Scan the material and copy every line in which "Groups" appears.

--- start ---

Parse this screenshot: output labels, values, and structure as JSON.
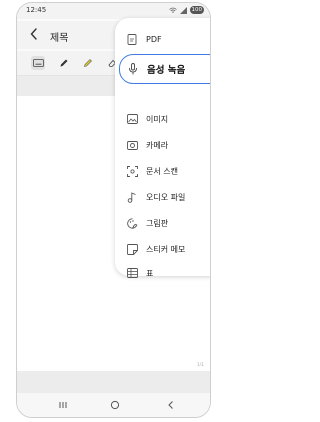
{
  "status_bar": {
    "time": "12:45",
    "battery": "100"
  },
  "header": {
    "title": "제목"
  },
  "attach_menu": {
    "items": [
      {
        "label": "PDF",
        "icon": "pdf-icon"
      },
      {
        "label": "음성 녹음",
        "icon": "microphone-icon",
        "highlighted": true
      },
      {
        "label": "이미지",
        "icon": "image-icon"
      },
      {
        "label": "카메라",
        "icon": "camera-icon"
      },
      {
        "label": "문서 스캔",
        "icon": "document-scan-icon"
      },
      {
        "label": "오디오 파일",
        "icon": "audio-file-icon"
      },
      {
        "label": "그림판",
        "icon": "drawing-pad-icon"
      },
      {
        "label": "스티커 메모",
        "icon": "sticky-note-icon"
      },
      {
        "label": "표",
        "icon": "table-icon"
      }
    ]
  },
  "page_indicator": "1/1",
  "colors": {
    "highlight_border": "#3f7ae6",
    "pencil_highlight": "#e8d12a"
  }
}
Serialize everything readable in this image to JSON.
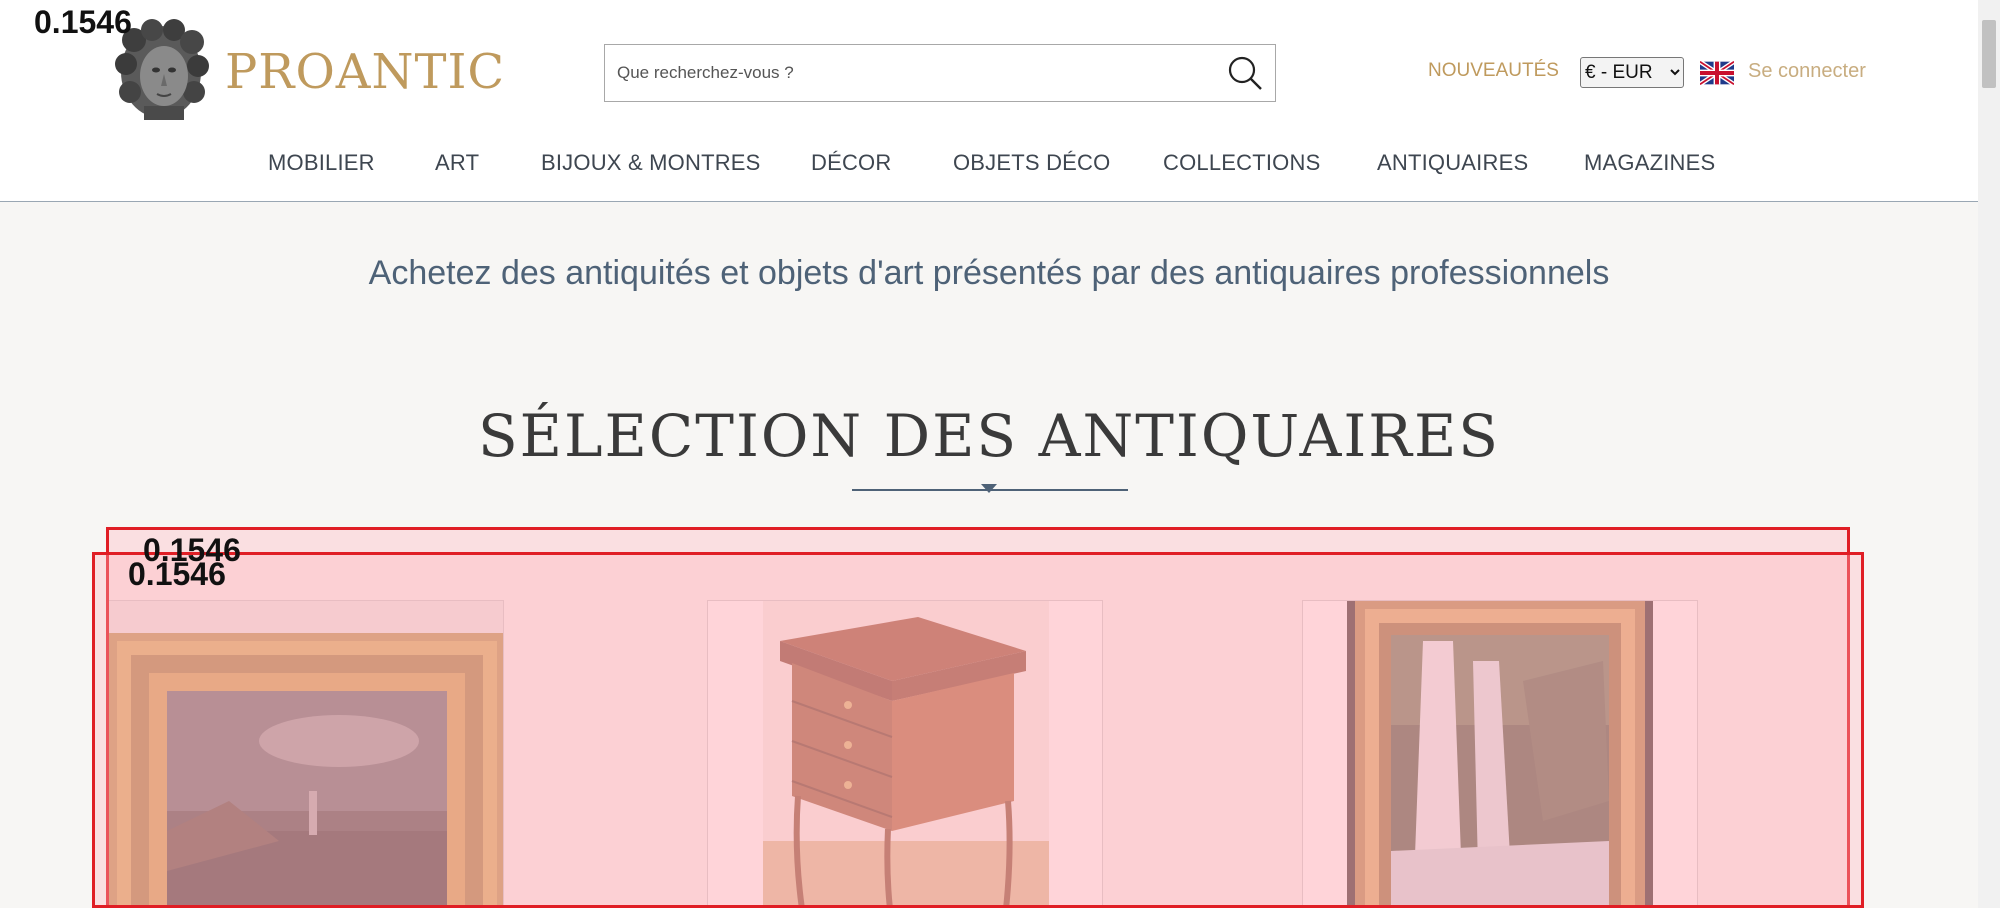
{
  "brand": {
    "name": "PROANTIC"
  },
  "search": {
    "placeholder": "Que recherchez-vous ?"
  },
  "header_links": {
    "new_items": "NOUVEAUTÉS",
    "currency": "€ - EUR",
    "login": "Se connecter"
  },
  "nav": {
    "items": [
      {
        "label": "MOBILIER"
      },
      {
        "label": "ART"
      },
      {
        "label": "BIJOUX & MONTRES"
      },
      {
        "label": "DÉCOR"
      },
      {
        "label": "OBJETS DÉCO"
      },
      {
        "label": "COLLECTIONS"
      },
      {
        "label": "ANTIQUAIRES"
      },
      {
        "label": "MAGAZINES"
      }
    ]
  },
  "tagline": "Achetez des antiquités et objets d'art présentés par des antiquaires professionnels",
  "section": {
    "title": "SÉLECTION DES ANTIQUAIRES"
  },
  "overlay_labels": {
    "page": "0.1546",
    "box_1": "0.1546",
    "box_2": "0.1546"
  },
  "icons": {
    "search": "search-icon",
    "flag": "uk-flag-icon"
  },
  "colors": {
    "gold": "#bf9a5d",
    "slate": "#4e6277",
    "overlay_red": "#e01e25"
  }
}
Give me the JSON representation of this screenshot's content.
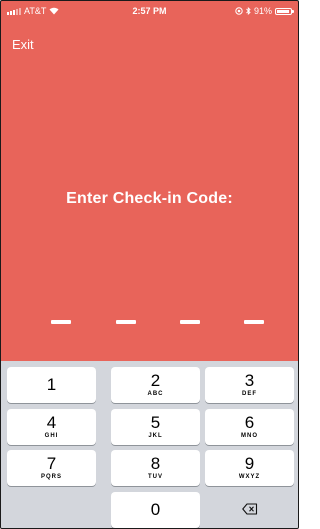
{
  "status_bar": {
    "carrier": "AT&T",
    "time": "2:57 PM",
    "battery": "91%",
    "battery_level": 0.91,
    "icons": [
      "signal-icon",
      "wifi-icon",
      "location-icon",
      "bluetooth-icon",
      "battery-icon"
    ]
  },
  "nav": {
    "exit_label": "Exit"
  },
  "main": {
    "prompt": "Enter Check-in Code:",
    "code_slot_count": 4,
    "code_value": ""
  },
  "keypad": {
    "keys": [
      {
        "digit": "1",
        "letters": ""
      },
      {
        "digit": "2",
        "letters": "ABC"
      },
      {
        "digit": "3",
        "letters": "DEF"
      },
      {
        "digit": "4",
        "letters": "GHI"
      },
      {
        "digit": "5",
        "letters": "JKL"
      },
      {
        "digit": "6",
        "letters": "MNO"
      },
      {
        "digit": "7",
        "letters": "PQRS"
      },
      {
        "digit": "8",
        "letters": "TUV"
      },
      {
        "digit": "9",
        "letters": "WXYZ"
      },
      {
        "digit": "0",
        "letters": ""
      }
    ],
    "delete_icon": "backspace-icon"
  },
  "colors": {
    "background": "#E8645A",
    "keypad_background": "#D3D6DC",
    "key": "#FFFFFF",
    "text_light": "#FFFFFF"
  }
}
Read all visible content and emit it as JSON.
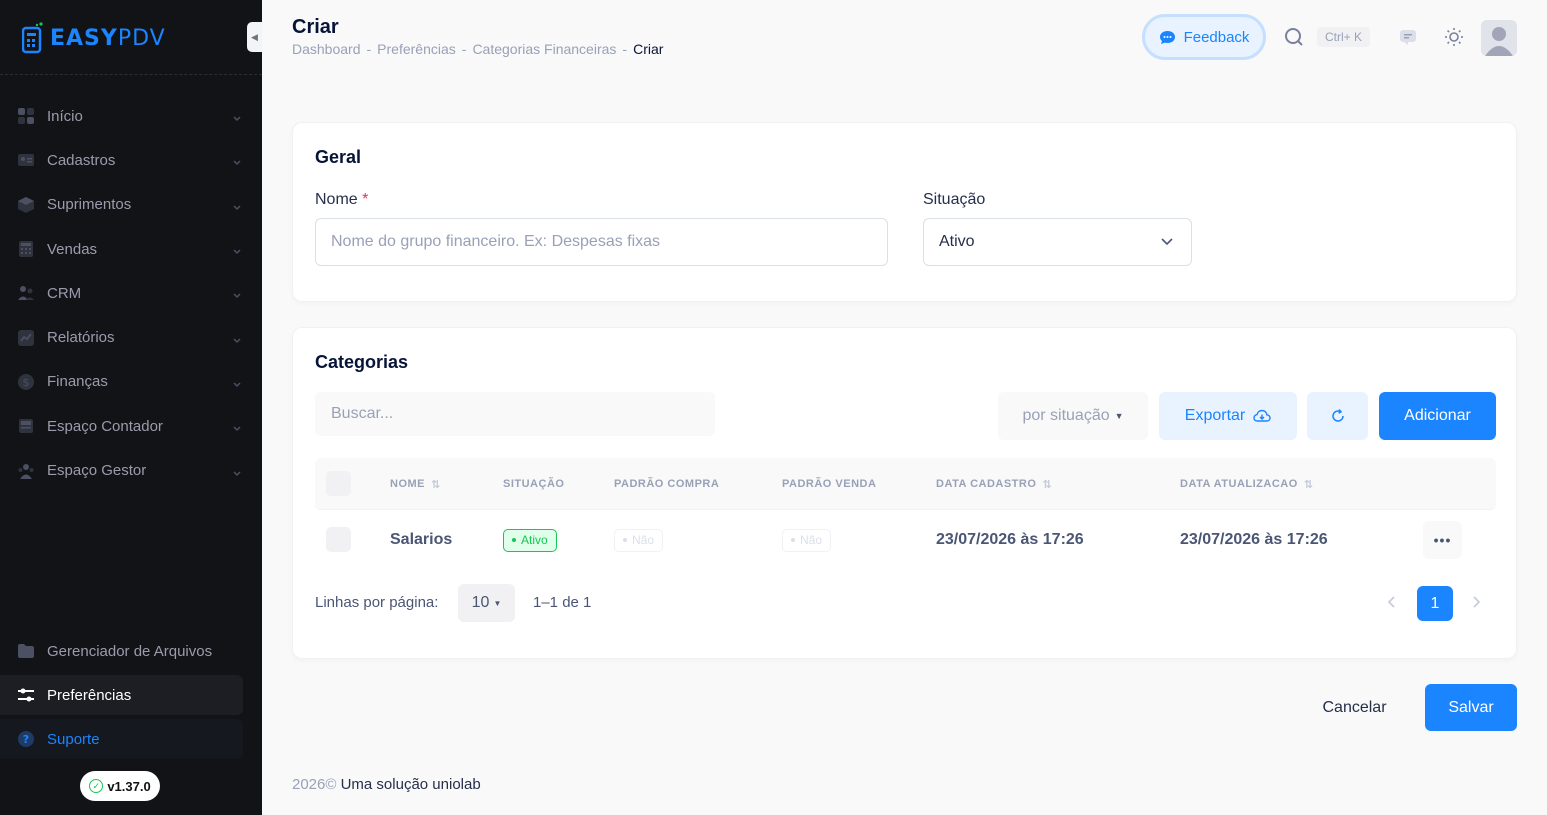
{
  "app": {
    "logo_main": "EASY",
    "logo_thin": "PDV",
    "version": "v1.37.0"
  },
  "colors": {
    "accent": "#1b84ff",
    "success": "#17c653",
    "sidebar": "#111316",
    "danger": "#f8285a"
  },
  "sidebar": {
    "items": [
      {
        "label": "Início",
        "icon": "home-icon"
      },
      {
        "label": "Cadastros",
        "icon": "id-card-icon"
      },
      {
        "label": "Suprimentos",
        "icon": "box-icon"
      },
      {
        "label": "Vendas",
        "icon": "calculator-icon"
      },
      {
        "label": "CRM",
        "icon": "people-icon"
      },
      {
        "label": "Relatórios",
        "icon": "chart-icon"
      },
      {
        "label": "Finanças",
        "icon": "dollar-icon"
      },
      {
        "label": "Espaço Contador",
        "icon": "register-icon"
      },
      {
        "label": "Espaço Gestor",
        "icon": "team-icon"
      }
    ],
    "bottom": [
      {
        "label": "Gerenciador de Arquivos",
        "icon": "folder-icon"
      },
      {
        "label": "Preferências",
        "icon": "sliders-icon"
      },
      {
        "label": "Suporte",
        "icon": "question-icon"
      }
    ]
  },
  "header": {
    "title": "Criar",
    "breadcrumb": [
      "Dashboard",
      "Preferências",
      "Categorias Financeiras",
      "Criar"
    ],
    "breadcrumb_sep": "-",
    "feedback_label": "Feedback",
    "search_shortcut": "Ctrl+ K"
  },
  "geral": {
    "title": "Geral",
    "nome_label": "Nome",
    "nome_required": "*",
    "nome_placeholder": "Nome do grupo financeiro. Ex: Despesas fixas",
    "situacao_label": "Situação",
    "situacao_value": "Ativo"
  },
  "categorias": {
    "title": "Categorias",
    "search_placeholder": "Buscar...",
    "filter_label": "por situação",
    "export_label": "Exportar",
    "add_label": "Adicionar",
    "columns": [
      "NOME",
      "SITUAÇÃO",
      "PADRÃO COMPRA",
      "PADRÃO VENDA",
      "DATA CADASTRO",
      "DATA ATUALIZACAO"
    ],
    "rows": [
      {
        "nome": "Salarios",
        "situacao": "Ativo",
        "padrao_compra": "Não",
        "padrao_venda": "Não",
        "data_cadastro": "23/07/2026 às 17:26",
        "data_atualizacao": "23/07/2026 às 17:26"
      }
    ],
    "pager": {
      "rows_label": "Linhas por página:",
      "page_size": "10",
      "range": "1–1 de 1",
      "current_page": "1"
    }
  },
  "actions": {
    "cancel": "Cancelar",
    "save": "Salvar"
  },
  "footer": {
    "year": "2026©",
    "text": "Uma solução uniolab"
  }
}
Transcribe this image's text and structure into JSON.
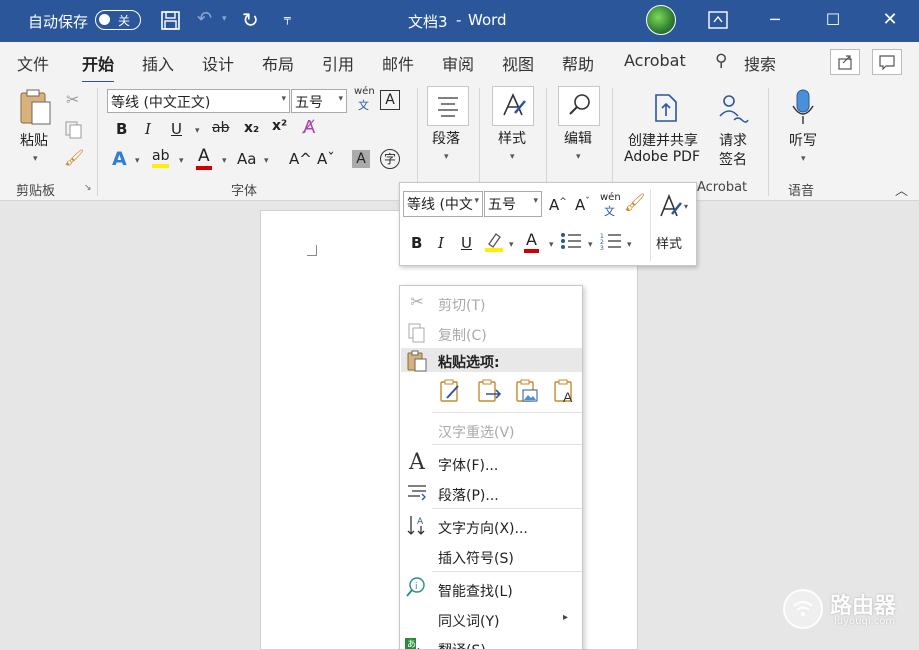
{
  "titlebar": {
    "autosave_label": "自动保存",
    "toggle_state": "关",
    "doc_title": "文档3",
    "separator": "-",
    "app_name": "Word",
    "colors": {
      "bar": "#2b579a"
    }
  },
  "tabs": [
    {
      "label": "文件"
    },
    {
      "label": "开始"
    },
    {
      "label": "插入"
    },
    {
      "label": "设计"
    },
    {
      "label": "布局"
    },
    {
      "label": "引用"
    },
    {
      "label": "邮件"
    },
    {
      "label": "审阅"
    },
    {
      "label": "视图"
    },
    {
      "label": "帮助"
    },
    {
      "label": "Acrobat"
    },
    {
      "label": "搜索"
    }
  ],
  "ribbon": {
    "clipboard": {
      "paste": "粘贴",
      "group": "剪贴板"
    },
    "font": {
      "font_name": "等线 (中文正文)",
      "font_size": "五号",
      "wen": "wén",
      "wen_zh": "文",
      "box_a": "A",
      "bold": "B",
      "italic": "I",
      "underline": "U",
      "strike": "ab",
      "sub": "x₂",
      "sup": "x²",
      "text_effect": "A",
      "highlight": "ab",
      "font_color": "A",
      "case": "Aa",
      "grow": "A^",
      "shrink": "Aˇ",
      "shade_a": "A",
      "circle": "字",
      "group": "字体"
    },
    "paragraph": {
      "label": "段落"
    },
    "styles": {
      "label": "样式"
    },
    "editing": {
      "label": "编辑"
    },
    "acrobat": {
      "create_line1": "创建并共享",
      "create_line2": "Adobe PDF",
      "sign_line1": "请求",
      "sign_line2": "签名",
      "group": "Acrobat"
    },
    "voice": {
      "dictate": "听写",
      "group": "语音"
    }
  },
  "mini_toolbar": {
    "font_name": "等线 (中文",
    "font_size": "五号",
    "wen": "wén",
    "wen_zh": "文",
    "bold": "B",
    "italic": "I",
    "underline": "U",
    "styles": "样式"
  },
  "context_menu": {
    "cut": "剪切(T)",
    "copy": "复制(C)",
    "paste_options": "粘贴选项:",
    "reconvert": "汉字重选(V)",
    "font": "字体(F)...",
    "paragraph": "段落(P)...",
    "text_direction": "文字方向(X)...",
    "insert_symbol": "插入符号(S)",
    "smart_lookup": "智能查找(L)",
    "synonyms": "同义词(Y)",
    "translate": "翻译(S)"
  },
  "watermark": {
    "brand": "路由器",
    "url": "luyouqi.com"
  }
}
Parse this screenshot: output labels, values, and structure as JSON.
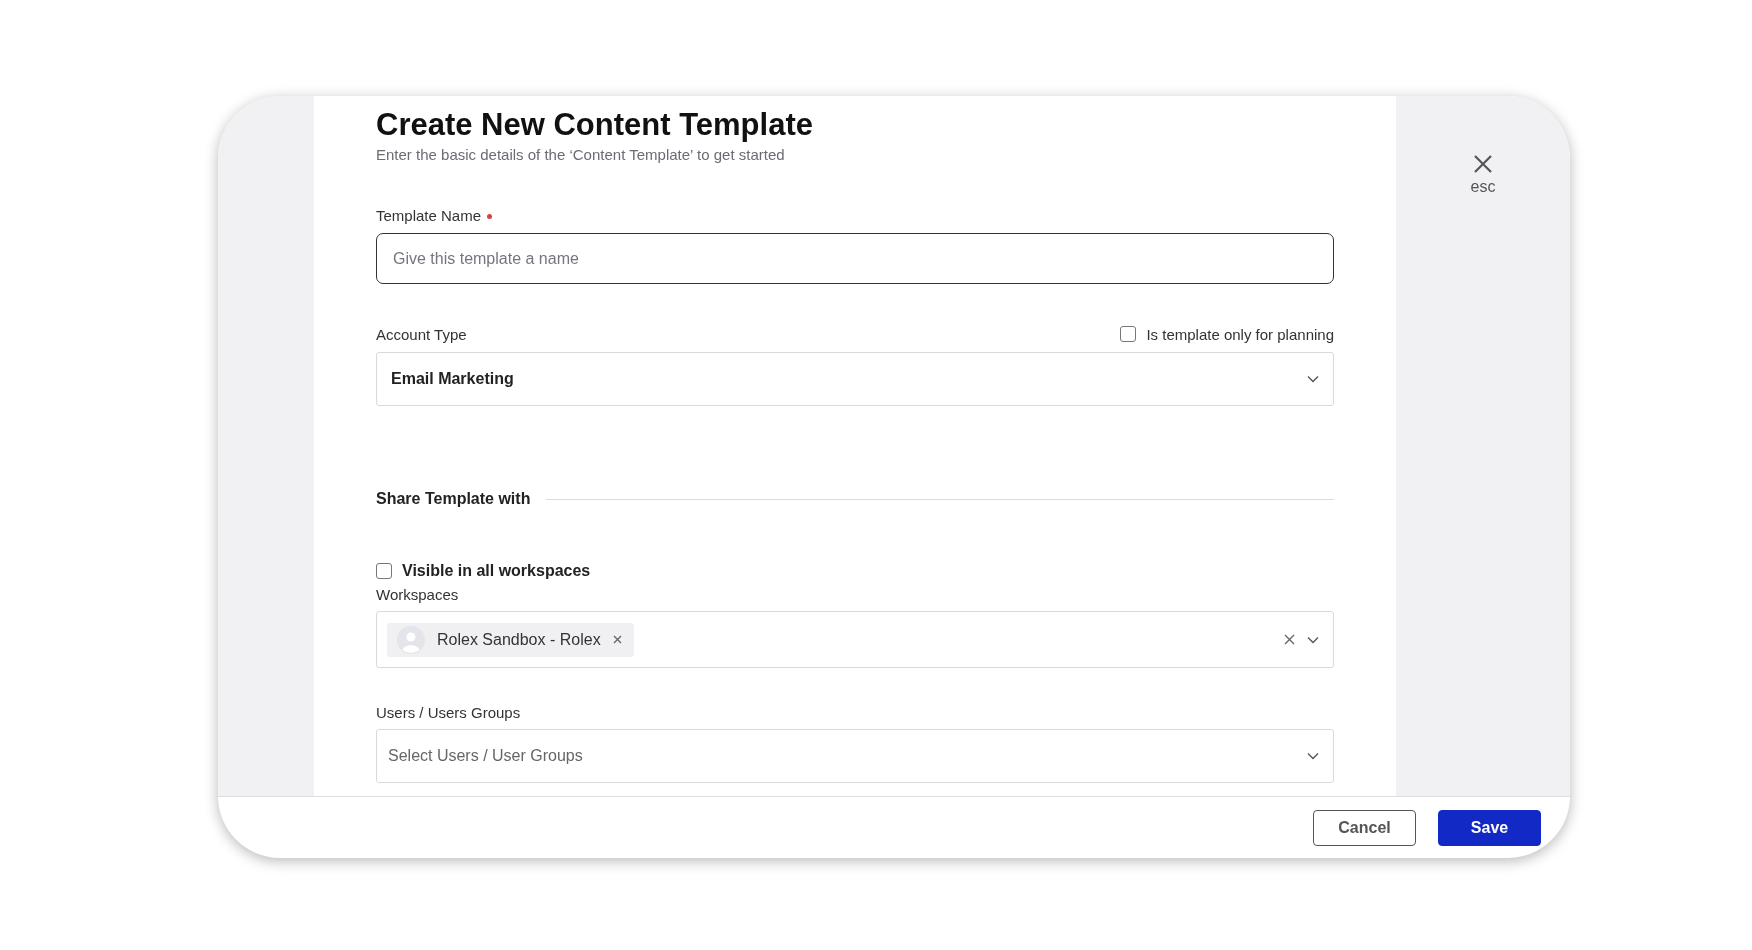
{
  "dialog": {
    "title": "Create New Content Template",
    "subtitle": "Enter the basic details of the ‘Content Template’ to get started",
    "close_label": "esc"
  },
  "template_name": {
    "label": "Template Name",
    "required": true,
    "placeholder": "Give this template a name"
  },
  "account_type": {
    "label": "Account Type",
    "value": "Email Marketing"
  },
  "planning_only": {
    "label": "Is template only for planning",
    "checked": false
  },
  "share_section": {
    "title": "Share Template with"
  },
  "visible_all": {
    "label": "Visible in all workspaces",
    "checked": false
  },
  "workspaces": {
    "label": "Workspaces",
    "chips": [
      {
        "label": "Rolex Sandbox - Rolex"
      }
    ]
  },
  "users": {
    "label": "Users / Users Groups",
    "placeholder": "Select Users / User Groups"
  },
  "buttons": [
    {
      "label": "Cancel",
      "kind": "secondary"
    },
    {
      "label": "Save",
      "kind": "primary"
    }
  ]
}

--- end ---

Finished exercise
    "label": "Users / Users Groups",
    "placeholder": "Select Users / User Groups"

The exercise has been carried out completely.